Extract every line that contains the word "JSON".
━━━━━ SOURCE MATERIAL
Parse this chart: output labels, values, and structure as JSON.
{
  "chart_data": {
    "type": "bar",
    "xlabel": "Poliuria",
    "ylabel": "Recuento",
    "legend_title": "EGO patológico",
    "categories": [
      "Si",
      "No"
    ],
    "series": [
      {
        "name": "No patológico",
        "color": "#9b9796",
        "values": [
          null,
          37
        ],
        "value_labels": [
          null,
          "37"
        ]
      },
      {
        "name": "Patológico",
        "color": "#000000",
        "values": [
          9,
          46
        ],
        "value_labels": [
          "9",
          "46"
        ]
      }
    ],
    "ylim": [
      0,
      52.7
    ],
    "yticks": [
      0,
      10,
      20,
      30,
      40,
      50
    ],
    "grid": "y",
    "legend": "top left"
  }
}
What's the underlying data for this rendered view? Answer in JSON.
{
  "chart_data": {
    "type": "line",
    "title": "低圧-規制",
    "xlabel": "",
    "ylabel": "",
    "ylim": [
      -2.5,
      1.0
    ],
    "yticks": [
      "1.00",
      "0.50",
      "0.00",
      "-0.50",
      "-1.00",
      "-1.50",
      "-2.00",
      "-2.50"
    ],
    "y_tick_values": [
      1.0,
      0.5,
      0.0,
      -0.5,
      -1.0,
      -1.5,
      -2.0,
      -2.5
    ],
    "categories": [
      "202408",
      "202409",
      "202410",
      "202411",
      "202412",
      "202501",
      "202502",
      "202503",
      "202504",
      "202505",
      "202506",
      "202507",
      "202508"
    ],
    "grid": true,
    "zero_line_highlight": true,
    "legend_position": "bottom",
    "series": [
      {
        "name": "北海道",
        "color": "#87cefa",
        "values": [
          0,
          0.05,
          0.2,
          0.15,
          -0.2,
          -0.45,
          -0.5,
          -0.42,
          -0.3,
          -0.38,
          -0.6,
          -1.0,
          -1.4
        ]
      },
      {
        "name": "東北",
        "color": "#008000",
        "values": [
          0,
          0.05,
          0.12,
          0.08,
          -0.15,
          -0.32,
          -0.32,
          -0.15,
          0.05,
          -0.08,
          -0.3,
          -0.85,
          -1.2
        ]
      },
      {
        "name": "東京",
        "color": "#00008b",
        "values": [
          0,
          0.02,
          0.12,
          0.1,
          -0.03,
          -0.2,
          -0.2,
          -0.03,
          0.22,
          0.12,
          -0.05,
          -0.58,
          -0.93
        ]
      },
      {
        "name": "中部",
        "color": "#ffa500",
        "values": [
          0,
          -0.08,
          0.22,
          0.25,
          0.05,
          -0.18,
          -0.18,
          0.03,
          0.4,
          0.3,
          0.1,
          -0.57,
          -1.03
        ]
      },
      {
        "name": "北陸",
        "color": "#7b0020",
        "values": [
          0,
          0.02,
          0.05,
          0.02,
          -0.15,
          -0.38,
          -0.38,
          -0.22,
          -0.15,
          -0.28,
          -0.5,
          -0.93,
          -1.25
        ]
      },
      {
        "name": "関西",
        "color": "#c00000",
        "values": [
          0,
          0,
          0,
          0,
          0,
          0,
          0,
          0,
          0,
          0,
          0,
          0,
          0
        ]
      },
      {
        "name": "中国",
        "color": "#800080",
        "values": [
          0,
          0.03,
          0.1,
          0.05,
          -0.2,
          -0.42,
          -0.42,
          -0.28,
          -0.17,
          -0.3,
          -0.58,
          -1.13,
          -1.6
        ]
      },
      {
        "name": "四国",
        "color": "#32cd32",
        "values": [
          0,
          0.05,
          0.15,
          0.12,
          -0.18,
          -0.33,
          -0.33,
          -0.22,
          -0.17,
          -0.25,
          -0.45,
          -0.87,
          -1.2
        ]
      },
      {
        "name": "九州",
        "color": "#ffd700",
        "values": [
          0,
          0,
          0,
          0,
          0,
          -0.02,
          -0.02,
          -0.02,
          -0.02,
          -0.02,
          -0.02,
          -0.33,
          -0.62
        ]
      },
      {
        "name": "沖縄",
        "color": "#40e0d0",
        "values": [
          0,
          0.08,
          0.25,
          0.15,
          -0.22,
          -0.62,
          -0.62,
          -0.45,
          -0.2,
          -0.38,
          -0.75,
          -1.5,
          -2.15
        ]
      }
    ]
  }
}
━━━━━━━━━━
COMPLETED TASK:
Parse this chart: output labels, values, and structure as JSON.
What's the underlying data for this rendered view? Answer in JSON.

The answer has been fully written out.